■ **EXERCISE DETAILS**
Work through the data and report how many lines include the string "жилищных", giving the number alone.

■ **RECORDS TO USE**
>>>

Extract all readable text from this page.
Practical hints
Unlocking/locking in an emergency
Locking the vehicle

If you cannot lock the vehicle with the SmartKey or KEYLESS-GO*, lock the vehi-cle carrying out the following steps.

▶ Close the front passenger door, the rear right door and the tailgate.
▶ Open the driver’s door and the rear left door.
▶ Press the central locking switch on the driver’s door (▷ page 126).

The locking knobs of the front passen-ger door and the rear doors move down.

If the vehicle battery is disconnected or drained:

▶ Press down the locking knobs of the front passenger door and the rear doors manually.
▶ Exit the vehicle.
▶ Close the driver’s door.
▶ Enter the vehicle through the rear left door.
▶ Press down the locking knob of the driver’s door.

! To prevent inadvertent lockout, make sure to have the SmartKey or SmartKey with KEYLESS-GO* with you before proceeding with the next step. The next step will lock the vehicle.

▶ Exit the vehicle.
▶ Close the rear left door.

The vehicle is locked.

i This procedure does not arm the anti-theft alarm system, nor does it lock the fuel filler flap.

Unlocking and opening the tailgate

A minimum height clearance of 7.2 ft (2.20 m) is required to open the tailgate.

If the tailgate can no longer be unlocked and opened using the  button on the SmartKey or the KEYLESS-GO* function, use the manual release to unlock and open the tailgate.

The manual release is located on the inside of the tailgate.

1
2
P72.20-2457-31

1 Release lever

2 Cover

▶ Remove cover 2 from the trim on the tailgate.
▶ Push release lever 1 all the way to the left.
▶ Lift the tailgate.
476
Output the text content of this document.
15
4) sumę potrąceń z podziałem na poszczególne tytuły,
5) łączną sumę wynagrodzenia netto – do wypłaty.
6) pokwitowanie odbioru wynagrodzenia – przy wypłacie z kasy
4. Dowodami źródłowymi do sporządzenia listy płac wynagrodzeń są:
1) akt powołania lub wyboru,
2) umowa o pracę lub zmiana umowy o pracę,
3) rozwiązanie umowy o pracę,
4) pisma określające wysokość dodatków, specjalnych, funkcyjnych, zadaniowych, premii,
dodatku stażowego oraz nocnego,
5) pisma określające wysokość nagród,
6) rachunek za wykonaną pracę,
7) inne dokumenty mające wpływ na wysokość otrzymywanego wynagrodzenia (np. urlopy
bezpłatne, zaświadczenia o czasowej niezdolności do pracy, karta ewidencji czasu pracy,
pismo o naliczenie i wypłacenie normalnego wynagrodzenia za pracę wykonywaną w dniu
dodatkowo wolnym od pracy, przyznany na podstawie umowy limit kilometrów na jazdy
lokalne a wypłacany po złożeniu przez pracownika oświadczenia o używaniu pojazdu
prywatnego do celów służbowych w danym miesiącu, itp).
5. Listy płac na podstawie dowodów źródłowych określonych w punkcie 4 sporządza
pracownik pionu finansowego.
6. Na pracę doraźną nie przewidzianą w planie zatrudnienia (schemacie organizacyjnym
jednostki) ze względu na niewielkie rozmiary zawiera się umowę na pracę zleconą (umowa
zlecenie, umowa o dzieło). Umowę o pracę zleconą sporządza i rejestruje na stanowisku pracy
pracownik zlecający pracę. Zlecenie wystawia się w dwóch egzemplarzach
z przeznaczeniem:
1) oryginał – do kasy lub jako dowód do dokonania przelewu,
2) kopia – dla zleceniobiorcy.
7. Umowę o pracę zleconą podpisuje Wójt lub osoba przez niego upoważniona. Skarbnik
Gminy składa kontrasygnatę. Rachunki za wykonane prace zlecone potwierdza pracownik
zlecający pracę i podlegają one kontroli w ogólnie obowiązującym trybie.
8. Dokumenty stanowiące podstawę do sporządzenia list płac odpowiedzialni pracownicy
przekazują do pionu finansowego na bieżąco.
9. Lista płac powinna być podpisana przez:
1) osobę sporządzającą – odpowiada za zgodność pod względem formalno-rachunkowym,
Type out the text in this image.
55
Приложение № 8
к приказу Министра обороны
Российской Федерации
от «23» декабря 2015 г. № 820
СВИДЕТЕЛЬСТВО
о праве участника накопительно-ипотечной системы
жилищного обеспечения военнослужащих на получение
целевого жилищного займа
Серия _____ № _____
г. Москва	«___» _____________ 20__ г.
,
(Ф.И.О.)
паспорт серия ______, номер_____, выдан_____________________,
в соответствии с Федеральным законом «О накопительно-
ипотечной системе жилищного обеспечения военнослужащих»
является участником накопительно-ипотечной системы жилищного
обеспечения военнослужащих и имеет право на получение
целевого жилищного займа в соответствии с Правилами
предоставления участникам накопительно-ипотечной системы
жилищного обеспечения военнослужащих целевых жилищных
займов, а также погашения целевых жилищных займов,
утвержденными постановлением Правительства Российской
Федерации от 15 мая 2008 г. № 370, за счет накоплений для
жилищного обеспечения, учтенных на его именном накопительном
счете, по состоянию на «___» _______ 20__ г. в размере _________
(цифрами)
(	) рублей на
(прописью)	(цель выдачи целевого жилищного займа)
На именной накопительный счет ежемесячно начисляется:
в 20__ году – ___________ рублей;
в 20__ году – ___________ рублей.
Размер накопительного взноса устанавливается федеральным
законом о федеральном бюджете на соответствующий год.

<<<

■ **REPLY TO THE EXERCISE**
2